Stored items from a collection:
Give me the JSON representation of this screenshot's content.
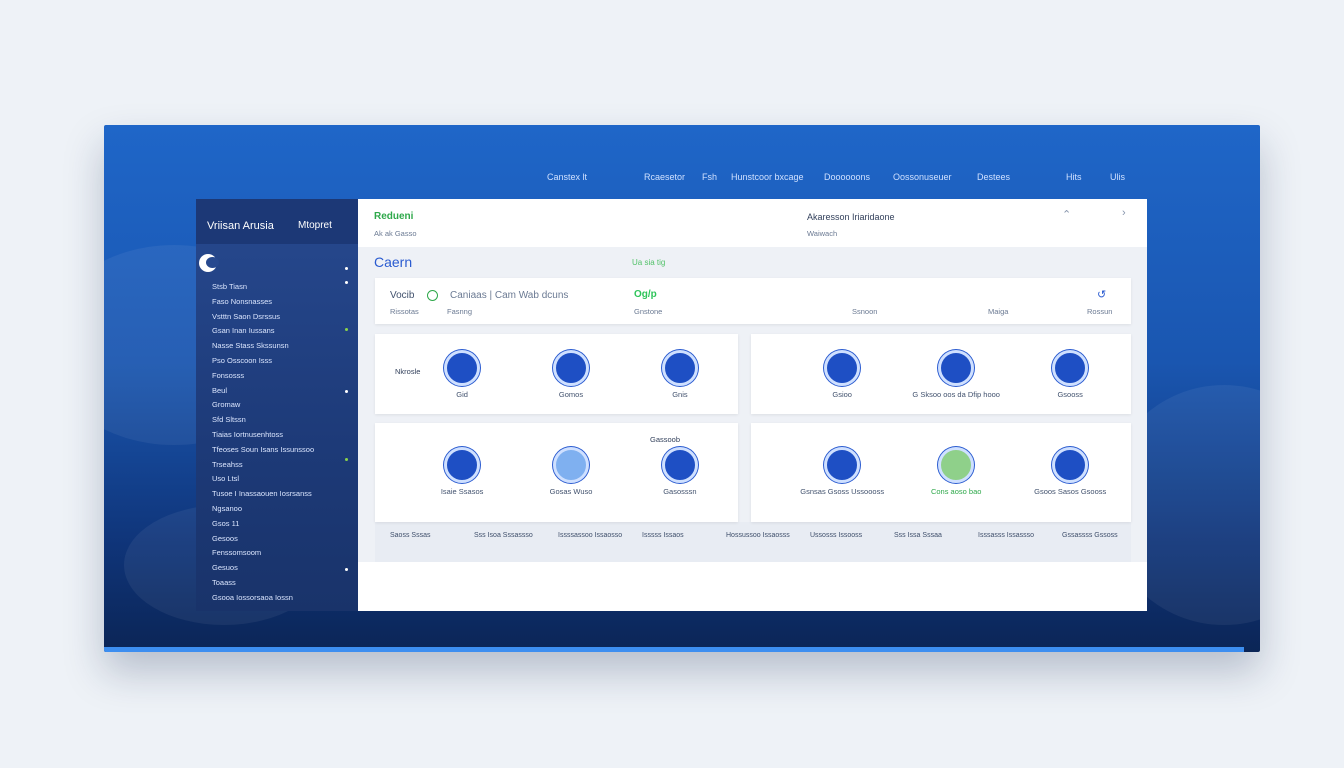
{
  "nav": [
    "Canstex lt",
    "Rcaesetor",
    "Fsh",
    "Hunstcoor bxcage",
    "Doooooons",
    "Oossonuseuer",
    "Destees",
    "Hits",
    "Ulis"
  ],
  "sidebar": {
    "title": "Vriisan Arusia",
    "account": "Mtopret",
    "menu": [
      "Stsb Tiasn",
      "Faso Nonsnasses",
      "Vstttn Saon Dsrssus",
      "Gsan Inan Iussans",
      "Nasse Stass Skssunsn",
      "Pso Osscoon Isss",
      "Fonsosss",
      "Beul",
      "Gromaw",
      "Sfd Sltssn",
      "Tiaias Iortnusenhtoss",
      "Tfeoses Soun Isans Issunssoo",
      "Trseahss",
      "Uso Ltsl",
      "Tusoe I Inassaouen Iosrsanss",
      "Ngsanoo",
      "Gsos 11",
      "Gesoos",
      "Fenssomsoom",
      "Gesuos",
      "Toaass",
      "Gsooa Iossorsaoa Iossn"
    ]
  },
  "header": {
    "title": "Redueni",
    "subtitle": "Ak ak Gasso",
    "right_title": "Akaresson Iriaridaone",
    "right_subtitle": "Waiwach"
  },
  "section": {
    "title": "Caern",
    "status": "Ua sia tig"
  },
  "toolbar": {
    "label": "Vocib",
    "tabs": "Caniaas | Cam Wab dcuns",
    "badge": "Og/p",
    "sub": [
      "Rissotas",
      "Fasnng",
      "Gnstone",
      "Ssnoon",
      "Maiga",
      "Rossun"
    ]
  },
  "cards": [
    {
      "note": "Nkrosle",
      "items": [
        "Gid",
        "Gomos",
        "Gnis"
      ]
    },
    {
      "items": [
        "Gsioo",
        "G Sksoo oos da Dfip hooo",
        "Gsooss"
      ]
    },
    {
      "note": "Gassoob",
      "items": [
        "Isaie Ssasos",
        "Gosas Wuso",
        "Gasosssn"
      ]
    },
    {
      "items": [
        "Gsnsas Gsoss Ussoooss",
        "Cons aoso bao",
        "Gsoos Sasos Gsooss"
      ]
    }
  ],
  "table": [
    "Saoss Sssas",
    "Sss Isoa Sssassso",
    "Issssassoo Issaosso",
    "Isssss Issaos",
    "Hossussoo Issaosss",
    "Ussosss Issooss",
    "Sss Issa Sssaa",
    "Isssasss Issassso",
    "Gssassss Gssoss"
  ]
}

PROBLEM DESCRIPTION:
Take the listing above and print it exactly, apart from the pictures.

WRITTEN REPLY:
Give me the JSON representation of this screenshot's content.
{
  "nav": [
    "Canstex lt",
    "Rcaesetor",
    "Fsh",
    "Hunstcoor bxcage",
    "Doooooons",
    "Oossonuseuer",
    "Destees",
    "Hits",
    "Ulis"
  ],
  "sidebar": {
    "title": "Vriisan Arusia",
    "account": "Mtopret",
    "menu": [
      "Stsb Tiasn",
      "Faso Nonsnasses",
      "Vstttn Saon Dsrssus",
      "Gsan Inan Iussans",
      "Nasse Stass Skssunsn",
      "Pso Osscoon Isss",
      "Fonsosss",
      "Beul",
      "Gromaw",
      "Sfd Sltssn",
      "Tiaias Iortnusenhtoss",
      "Tfeoses Soun Isans Issunssoo",
      "Trseahss",
      "Uso Ltsl",
      "Tusoe I Inassaouen Iosrsanss",
      "Ngsanoo",
      "Gsos 11",
      "Gesoos",
      "Fenssomsoom",
      "Gesuos",
      "Toaass",
      "Gsooa Iossorsaoa Iossn"
    ]
  },
  "header": {
    "title": "Redueni",
    "subtitle": "Ak ak Gasso",
    "right_title": "Akaresson Iriaridaone",
    "right_subtitle": "Waiwach"
  },
  "section": {
    "title": "Caern",
    "status": "Ua sia tig"
  },
  "toolbar": {
    "label": "Vocib",
    "tabs": "Caniaas | Cam Wab dcuns",
    "badge": "Og/p",
    "sub": [
      "Rissotas",
      "Fasnng",
      "Gnstone",
      "Ssnoon",
      "Maiga",
      "Rossun"
    ]
  },
  "cards": [
    {
      "note": "Nkrosle",
      "items": [
        "Gid",
        "Gomos",
        "Gnis"
      ]
    },
    {
      "items": [
        "Gsioo",
        "G Sksoo oos da Dfip hooo",
        "Gsooss"
      ]
    },
    {
      "note": "Gassoob",
      "items": [
        "Isaie Ssasos",
        "Gosas Wuso",
        "Gasosssn"
      ]
    },
    {
      "items": [
        "Gsnsas Gsoss Ussoooss",
        "Cons aoso bao",
        "Gsoos Sasos Gsooss"
      ]
    }
  ],
  "table": [
    "Saoss Sssas",
    "Sss Isoa Sssassso",
    "Issssassoo Issaosso",
    "Isssss Issaos",
    "Hossussoo Issaosss",
    "Ussosss Issooss",
    "Sss Issa Sssaa",
    "Isssasss Issassso",
    "Gssassss Gssoss"
  ]
}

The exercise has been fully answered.